■ Task details ■
Please give the entries again in full and exactly, without any picture.

═══ Record extracts ═══

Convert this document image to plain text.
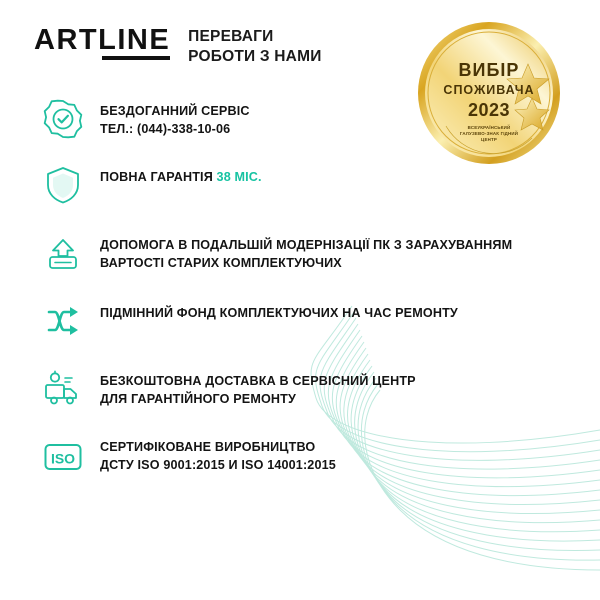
ARTLINE ПЕРЕВАГИ
РОБОТИ З НАМИ
ВИБІР
СПОЖИВАЧА
2023
ВСЕУКРАЇНСЬКИЙ
ГАЛУЗЕВО-ЗНАК ГІДНИЙ
ЦЕНТР
БЕЗДОГАННИЙ СЕРВІС
ТЕЛ.: (044)-338-10-06
ПОВНА ГАРАНТІЯ 38 МІС.
ДОПОМОГА В ПОДАЛЬШІЙ МОДЕРНІЗАЦІЇ ПК З ЗАРАХУВАННЯМ
ВАРТОСТІ СТАРИХ КОМПЛЕКТУЮЧИХ
ПІДМІННИЙ ФОНД КОМПЛЕКТУЮЧИХ НА ЧАС РЕМОНТУ
БЕЗКОШТОВНА ДОСТАВКА В СЕРВІСНИЙ ЦЕНТР
ДЛЯ ГАРАНТІЙНОГО РЕМОНТУ
ISO
СЕРТИФІКОВАНЕ ВИРОБНИЦТВО
ДСТУ ISO 9001:2015 И ISO 14001:2015
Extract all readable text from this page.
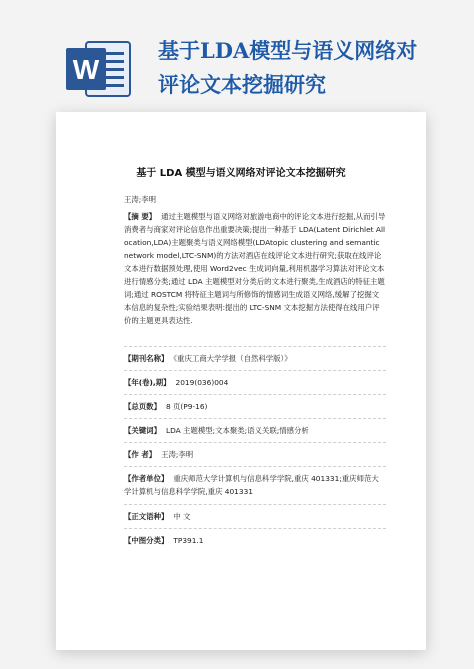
W
基于LDA模型与语义网络对
评论文本挖掘研究
基于 LDA 模型与语义网络对评论文本挖掘研究
王涛;李明
【摘 要】 通过主题模型与语义网络对旅游电商中的评论文本进行挖掘,从而引导消费者与商家对评论信息作出重要决策;提出一种基于 LDA(Latent Dirichlet Allocation,LDA)主题聚类与语义网络模型(LDAtopic clustering and semantic network model,LTC-SNM)的方法对酒店在线评论文本进行研究;获取在线评论文本进行数据预处理,使用 Word2vec 生成词向量,利用机器学习算法对评论文本进行情感分类;通过 LDA 主题模型对分类后的文本进行聚类,生成酒店的特征主题词;通过 ROSTCM 将特征主题词与所修饰的情感词生成语义网络,缓解了挖掘文本信息的复杂性;实验结果表明:提出的 LTC-SNM 文本挖掘方法使得在线用户评价的主题更具表达性.
【期刊名称】 《重庆工商大学学报（自然科学版）》
【年(卷),期】 2019(036)004
【总页数】 8 页(P9-16)
【关键词】 LDA 主题模型;文本聚类;语义关联;情感分析
【作 者】 王涛;李明
【作者单位】 重庆师范大学计算机与信息科学学院,重庆 401331;重庆师范大学计算机与信息科学学院,重庆 401331
【正文语种】 中 文
【中图分类】 TP391.1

═══

■ Output ■
Convert this document image to plain text.
ARTLINE ПЕРЕВАГИ
РОБОТИ З НАМИ
ВИБІР
СПОЖИВАЧА
2023
ВСЕУКРАЇНСЬКИЙ
ГАЛУЗЕВО-ЗНАК ГІДНИЙ
ЦЕНТР
БЕЗДОГАННИЙ СЕРВІС
ТЕЛ.: (044)-338-10-06
ПОВНА ГАРАНТІЯ 38 МІС.
ДОПОМОГА В ПОДАЛЬШІЙ МОДЕРНІЗАЦІЇ ПК З ЗАРАХУВАННЯМ
ВАРТОСТІ СТАРИХ КОМПЛЕКТУЮЧИХ
ПІДМІННИЙ ФОНД КОМПЛЕКТУЮЧИХ НА ЧАС РЕМОНТУ
БЕЗКОШТОВНА ДОСТАВКА В СЕРВІСНИЙ ЦЕНТР
ДЛЯ ГАРАНТІЙНОГО РЕМОНТУ
ISO
СЕРТИФІКОВАНЕ ВИРОБНИЦТВО
ДСТУ ISO 9001:2015 И ISO 14001:2015
Extract all readable text from this page.
W
基于LDA模型与语义网络对
评论文本挖掘研究
基于 LDA 模型与语义网络对评论文本挖掘研究
王涛;李明
【摘 要】 通过主题模型与语义网络对旅游电商中的评论文本进行挖掘,从而引导消费者与商家对评论信息作出重要决策;提出一种基于 LDA(Latent Dirichlet Allocation,LDA)主题聚类与语义网络模型(LDAtopic clustering and semantic network model,LTC-SNM)的方法对酒店在线评论文本进行研究;获取在线评论文本进行数据预处理,使用 Word2vec 生成词向量,利用机器学习算法对评论文本进行情感分类;通过 LDA 主题模型对分类后的文本进行聚类,生成酒店的特征主题词;通过 ROSTCM 将特征主题词与所修饰的情感词生成语义网络,缓解了挖掘文本信息的复杂性;实验结果表明:提出的 LTC-SNM 文本挖掘方法使得在线用户评价的主题更具表达性.
【期刊名称】 《重庆工商大学学报（自然科学版）》
【年(卷),期】 2019(036)004
【总页数】 8 页(P9-16)
【关键词】 LDA 主题模型;文本聚类;语义关联;情感分析
【作 者】 王涛;李明
【作者单位】 重庆师范大学计算机与信息科学学院,重庆 401331;重庆师范大学计算机与信息科学学院,重庆 401331
【正文语种】 中 文
【中图分类】 TP391.1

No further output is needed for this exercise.